··· Given information
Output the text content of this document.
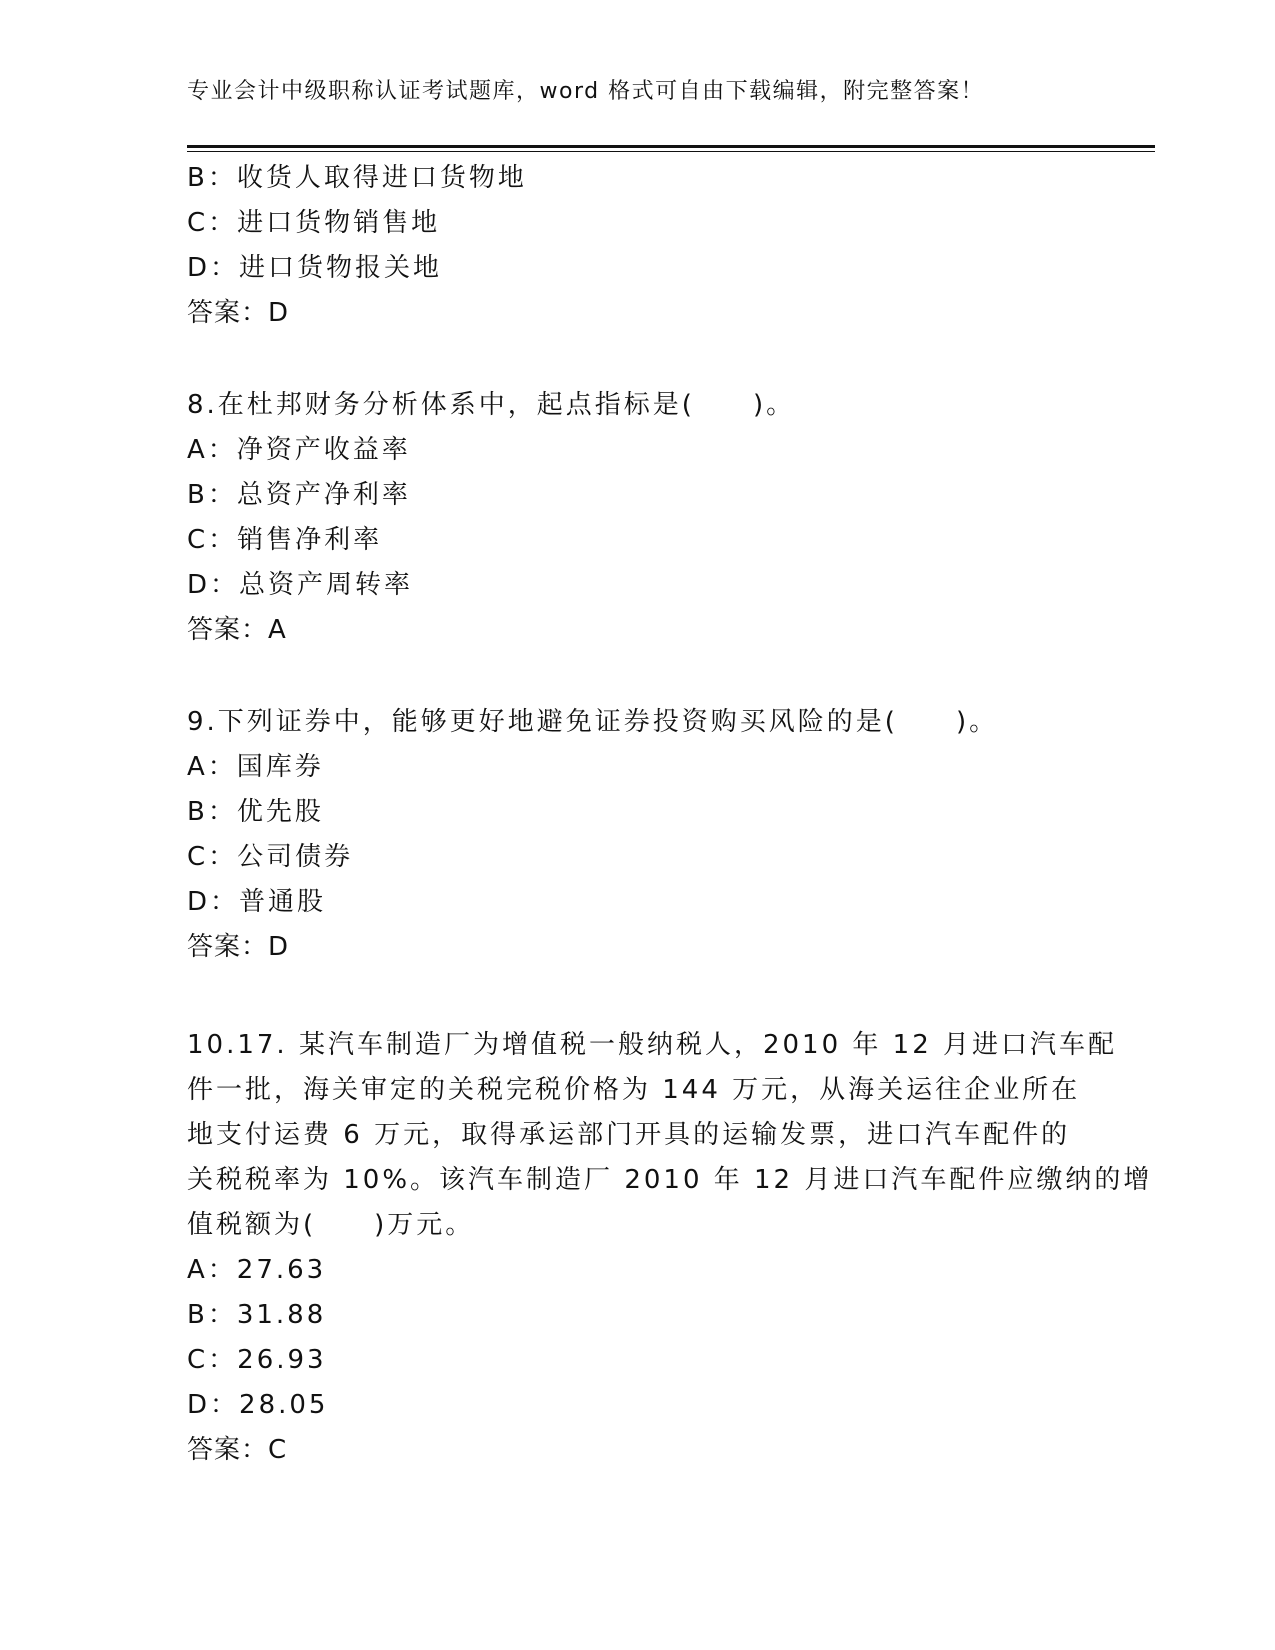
专业会计中级职称认证考试题库，word 格式可自由下载编辑，附完整答案！
B：收货人取得进口货物地
C：进口货物销售地
D：进口货物报关地
答案：D
8.在杜邦财务分析体系中，起点指标是(　　)。
A：净资产收益率
B：总资产净利率
C：销售净利率
D：总资产周转率
答案：A
9.下列证券中，能够更好地避免证券投资购买风险的是(　　)。
A：国库券
B：优先股
C：公司债券
D：普通股
答案：D
10.17. 某汽车制造厂为增值税一般纳税人，2010 年 12 月进口汽车配
件一批，海关审定的关税完税价格为 144 万元，从海关运往企业所在
地支付运费 6 万元，取得承运部门开具的运输发票，进口汽车配件的
关税税率为 10%。该汽车制造厂 2010 年 12 月进口汽车配件应缴纳的增
值税额为(　　)万元。
A：27.63
B：31.88
C：26.93
D：28.05
答案：C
······
Stated goal: Omitting all images, print the listing exactly.

Final result:
Output the text content of this document.
专业会计中级职称认证考试题库，word 格式可自由下载编辑，附完整答案！
B：收货人取得进口货物地
C：进口货物销售地
D：进口货物报关地
答案：D
8.在杜邦财务分析体系中，起点指标是(　　)。
A：净资产收益率
B：总资产净利率
C：销售净利率
D：总资产周转率
答案：A
9.下列证券中，能够更好地避免证券投资购买风险的是(　　)。
A：国库券
B：优先股
C：公司债券
D：普通股
答案：D
10.17. 某汽车制造厂为增值税一般纳税人，2010 年 12 月进口汽车配
件一批，海关审定的关税完税价格为 144 万元，从海关运往企业所在
地支付运费 6 万元，取得承运部门开具的运输发票，进口汽车配件的
关税税率为 10%。该汽车制造厂 2010 年 12 月进口汽车配件应缴纳的增
值税额为(　　)万元。
A：27.63
B：31.88
C：26.93
D：28.05
答案：C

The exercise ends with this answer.